Pull out every line of the entries below that contains the word "header", matching case exactly.

....................

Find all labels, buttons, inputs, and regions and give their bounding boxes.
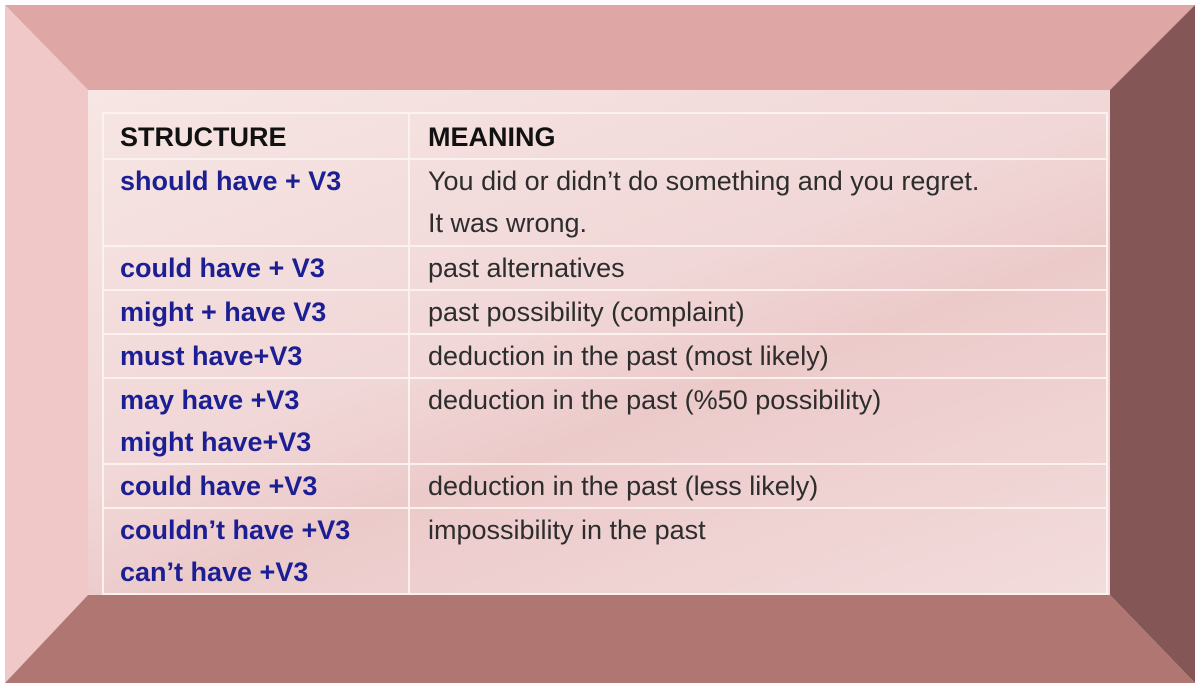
table-row: could have + V3 past alternatives [102,245,1108,291]
table-row: might + have V3 past possibility (complai… [102,289,1108,335]
structure-cell: could have +V3 [102,463,410,509]
bevel-top [5,5,1195,90]
table-row: may have +V3 might have+V3 deduction in th… [102,377,1108,465]
structure-cell: must have+V3 [102,333,410,379]
structure-text: should have + V3 [120,166,342,196]
header-meaning: MEANING [408,112,1108,160]
header-structure: STRUCTURE [102,112,410,160]
meaning-text: It was wrong. [428,208,588,238]
structure-text: may have +V3 [120,385,300,415]
meaning-text: past possibility (complaint) [428,297,745,327]
structure-cell: could have + V3 [102,245,410,291]
meaning-text: deduction in the past (most likely) [428,341,829,371]
table-row: couldn’t have +V3 can’t have +V3 impossibi… [102,507,1108,595]
structure-text: might have+V3 [120,427,312,457]
meaning-text: deduction in the past (less likely) [428,471,819,501]
bevel-left [5,5,88,683]
structure-text: could have + V3 [120,253,325,283]
structure-text: could have +V3 [120,471,318,501]
meaning-cell: deduction in the past (most likely) [408,333,1108,379]
bevel-right [1110,5,1195,683]
meaning-text: past alternatives [428,253,625,283]
meaning-text: impossibility in the past [428,515,706,545]
header-row: STRUCTURE MEANING [102,112,1108,160]
structure-cell: may have +V3 might have+V3 [102,377,410,465]
meaning-cell: deduction in the past (%50 possibility) [408,377,1108,465]
bevel-bottom [5,595,1195,683]
structure-text: might + have V3 [120,297,327,327]
structure-text: can’t have +V3 [120,557,309,587]
table-row: should have + V3 You did or didn’t do som… [102,158,1108,247]
meaning-cell: impossibility in the past [408,507,1108,595]
meaning-cell: past possibility (complaint) [408,289,1108,335]
modal-perfect-table: STRUCTURE MEANING should have + V3 You di… [102,112,1108,595]
structure-cell: might + have V3 [102,289,410,335]
structure-cell: should have + V3 [102,158,410,247]
structure-text: must have+V3 [120,341,303,371]
table-row: must have+V3 deduction in the past (most … [102,333,1108,379]
meaning-cell: past alternatives [408,245,1108,291]
meaning-text: deduction in the past (%50 possibility) [428,385,882,415]
meaning-cell: You did or didn’t do something and you r… [408,158,1108,247]
structure-text: couldn’t have +V3 [120,515,351,545]
structure-cell: couldn’t have +V3 can’t have +V3 [102,507,410,595]
meaning-text: You did or didn’t do something and you r… [428,166,980,196]
slide: STRUCTURE MEANING should have + V3 You di… [0,0,1200,689]
table-row: could have +V3 deduction in the past (les… [102,463,1108,509]
meaning-cell: deduction in the past (less likely) [408,463,1108,509]
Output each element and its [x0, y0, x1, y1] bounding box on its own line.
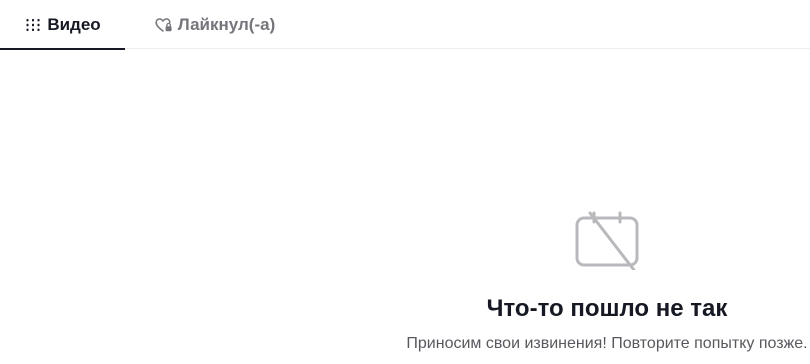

....................

• Result for this exercise
header-meaning: MEANING [408,112,1108,160]
header-structure: STRUCTURE [102,112,410,160]
header-row: STRUCTURE MEANING [102,112,1108,160]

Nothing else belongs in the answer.